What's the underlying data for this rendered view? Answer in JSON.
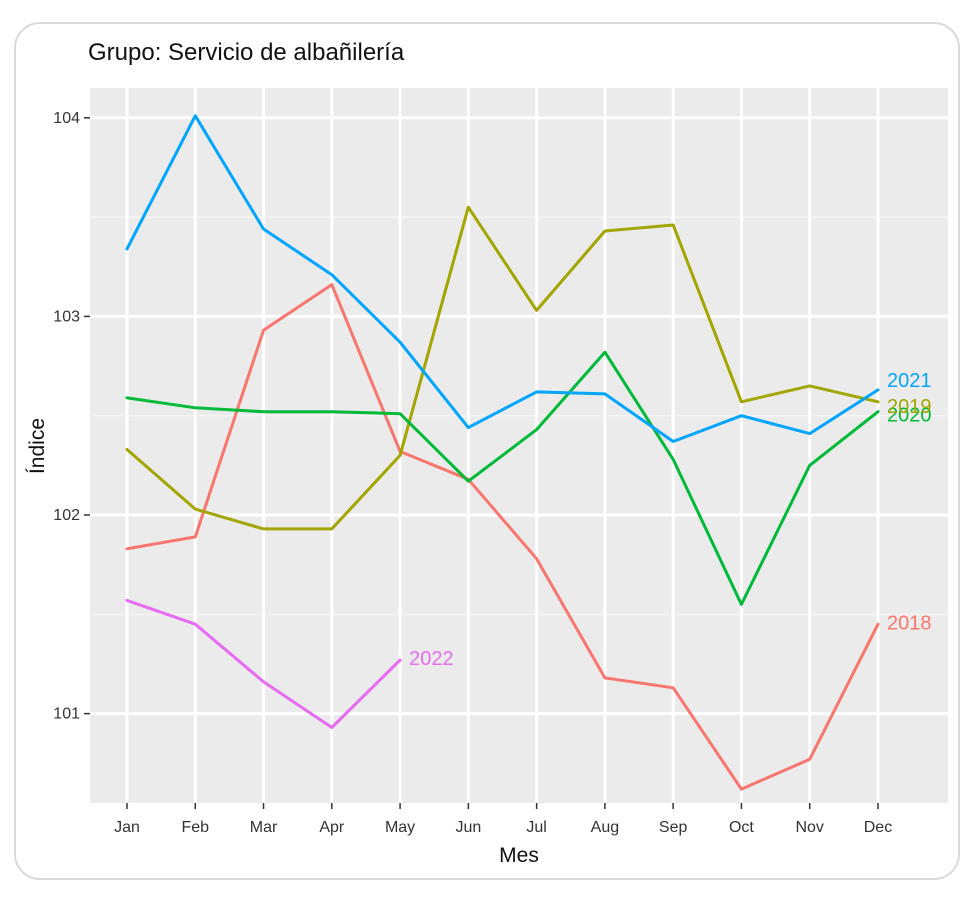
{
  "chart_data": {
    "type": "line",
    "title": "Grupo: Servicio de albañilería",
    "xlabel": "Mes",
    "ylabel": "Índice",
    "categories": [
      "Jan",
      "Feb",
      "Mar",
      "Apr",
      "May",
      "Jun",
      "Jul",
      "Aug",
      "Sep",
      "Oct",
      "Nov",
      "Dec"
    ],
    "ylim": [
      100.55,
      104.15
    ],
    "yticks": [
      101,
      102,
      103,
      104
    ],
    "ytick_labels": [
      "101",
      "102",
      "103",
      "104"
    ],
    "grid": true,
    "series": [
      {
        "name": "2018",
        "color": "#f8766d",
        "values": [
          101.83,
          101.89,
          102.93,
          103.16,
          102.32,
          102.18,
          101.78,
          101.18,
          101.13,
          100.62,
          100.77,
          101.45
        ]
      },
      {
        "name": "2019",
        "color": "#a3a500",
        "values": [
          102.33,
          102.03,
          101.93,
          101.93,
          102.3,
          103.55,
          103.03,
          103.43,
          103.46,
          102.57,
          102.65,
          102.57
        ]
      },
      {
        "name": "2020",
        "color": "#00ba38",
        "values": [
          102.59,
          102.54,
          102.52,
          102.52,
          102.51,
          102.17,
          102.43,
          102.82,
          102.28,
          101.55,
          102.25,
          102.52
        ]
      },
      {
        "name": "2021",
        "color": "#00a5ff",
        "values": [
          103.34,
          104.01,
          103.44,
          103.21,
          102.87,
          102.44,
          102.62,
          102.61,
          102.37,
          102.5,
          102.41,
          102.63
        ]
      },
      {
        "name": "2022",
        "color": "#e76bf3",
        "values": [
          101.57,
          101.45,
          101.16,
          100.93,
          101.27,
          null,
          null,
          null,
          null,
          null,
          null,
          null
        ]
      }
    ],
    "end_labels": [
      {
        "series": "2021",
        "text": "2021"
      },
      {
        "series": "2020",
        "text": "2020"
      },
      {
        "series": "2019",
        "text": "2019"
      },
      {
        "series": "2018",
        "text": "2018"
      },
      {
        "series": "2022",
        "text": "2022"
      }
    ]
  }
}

----------------

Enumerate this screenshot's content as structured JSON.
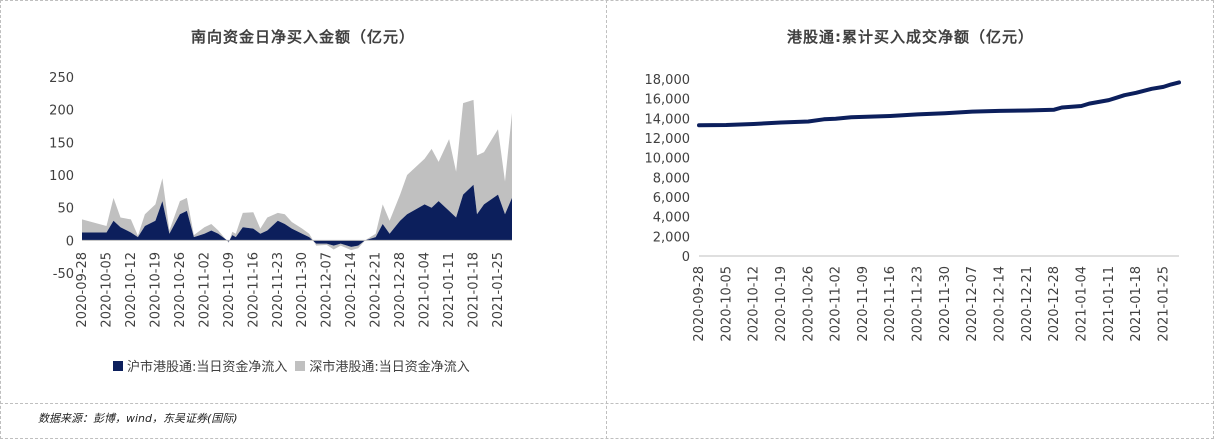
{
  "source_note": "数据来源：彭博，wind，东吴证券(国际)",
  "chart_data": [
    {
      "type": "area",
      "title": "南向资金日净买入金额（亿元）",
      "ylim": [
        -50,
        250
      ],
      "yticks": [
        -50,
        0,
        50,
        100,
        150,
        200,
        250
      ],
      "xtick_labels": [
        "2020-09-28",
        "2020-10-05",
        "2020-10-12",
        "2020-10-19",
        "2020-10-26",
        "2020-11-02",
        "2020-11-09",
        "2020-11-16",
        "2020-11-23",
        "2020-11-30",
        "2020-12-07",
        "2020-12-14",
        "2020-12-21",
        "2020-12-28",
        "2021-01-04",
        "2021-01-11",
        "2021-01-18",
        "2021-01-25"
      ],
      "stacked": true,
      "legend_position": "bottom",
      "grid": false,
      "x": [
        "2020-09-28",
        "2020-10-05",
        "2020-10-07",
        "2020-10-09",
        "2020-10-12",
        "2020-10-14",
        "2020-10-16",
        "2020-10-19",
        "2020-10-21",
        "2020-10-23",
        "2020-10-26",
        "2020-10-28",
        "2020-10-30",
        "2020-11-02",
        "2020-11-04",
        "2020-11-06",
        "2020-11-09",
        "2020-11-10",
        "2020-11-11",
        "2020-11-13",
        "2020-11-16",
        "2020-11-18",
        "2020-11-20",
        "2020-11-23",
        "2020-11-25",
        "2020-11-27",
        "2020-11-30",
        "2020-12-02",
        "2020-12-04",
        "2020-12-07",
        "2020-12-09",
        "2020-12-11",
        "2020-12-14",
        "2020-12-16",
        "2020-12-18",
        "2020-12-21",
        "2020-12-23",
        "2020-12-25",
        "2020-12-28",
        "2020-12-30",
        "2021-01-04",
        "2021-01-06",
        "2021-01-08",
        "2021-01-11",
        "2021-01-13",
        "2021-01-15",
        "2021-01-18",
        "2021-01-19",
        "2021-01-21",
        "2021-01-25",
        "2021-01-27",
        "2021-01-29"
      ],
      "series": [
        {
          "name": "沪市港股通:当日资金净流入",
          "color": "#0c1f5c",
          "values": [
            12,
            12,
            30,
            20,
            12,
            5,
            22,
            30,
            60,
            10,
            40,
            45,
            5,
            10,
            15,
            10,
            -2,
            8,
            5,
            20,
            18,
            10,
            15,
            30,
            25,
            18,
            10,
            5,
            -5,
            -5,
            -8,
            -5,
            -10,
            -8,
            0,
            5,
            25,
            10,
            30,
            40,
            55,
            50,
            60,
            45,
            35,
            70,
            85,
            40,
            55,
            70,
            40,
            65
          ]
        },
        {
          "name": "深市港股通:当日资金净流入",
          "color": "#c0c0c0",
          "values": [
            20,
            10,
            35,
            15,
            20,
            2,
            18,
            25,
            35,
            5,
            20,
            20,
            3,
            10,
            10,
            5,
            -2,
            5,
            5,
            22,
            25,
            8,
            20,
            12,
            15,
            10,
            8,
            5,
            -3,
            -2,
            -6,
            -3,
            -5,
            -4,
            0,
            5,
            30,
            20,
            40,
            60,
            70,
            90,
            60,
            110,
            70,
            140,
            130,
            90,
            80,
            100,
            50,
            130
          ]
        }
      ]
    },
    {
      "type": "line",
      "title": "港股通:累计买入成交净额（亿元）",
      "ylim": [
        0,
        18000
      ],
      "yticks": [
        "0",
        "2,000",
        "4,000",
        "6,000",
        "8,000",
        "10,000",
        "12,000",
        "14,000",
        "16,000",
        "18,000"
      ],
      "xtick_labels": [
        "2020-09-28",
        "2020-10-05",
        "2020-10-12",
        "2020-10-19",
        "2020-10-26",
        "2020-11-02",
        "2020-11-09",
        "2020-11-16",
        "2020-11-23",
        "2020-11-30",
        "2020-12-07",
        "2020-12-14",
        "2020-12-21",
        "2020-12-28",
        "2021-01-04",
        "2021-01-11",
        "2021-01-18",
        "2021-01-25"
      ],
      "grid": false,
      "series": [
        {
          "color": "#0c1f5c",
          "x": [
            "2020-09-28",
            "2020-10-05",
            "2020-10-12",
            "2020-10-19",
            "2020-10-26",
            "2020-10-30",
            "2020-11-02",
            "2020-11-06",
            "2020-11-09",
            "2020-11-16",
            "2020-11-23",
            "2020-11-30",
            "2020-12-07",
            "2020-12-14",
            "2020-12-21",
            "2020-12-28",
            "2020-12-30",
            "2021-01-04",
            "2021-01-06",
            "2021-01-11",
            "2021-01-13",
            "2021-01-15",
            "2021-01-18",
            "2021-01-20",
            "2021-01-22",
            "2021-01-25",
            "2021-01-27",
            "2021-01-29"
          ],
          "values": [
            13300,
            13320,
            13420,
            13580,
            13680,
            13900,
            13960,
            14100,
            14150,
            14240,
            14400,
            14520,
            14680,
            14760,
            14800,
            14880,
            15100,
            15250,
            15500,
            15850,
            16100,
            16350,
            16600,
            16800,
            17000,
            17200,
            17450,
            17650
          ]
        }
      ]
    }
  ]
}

----------------

AIM:
Count every line of the records that holds the string "JSON". Write only the total.

ANSWER:
2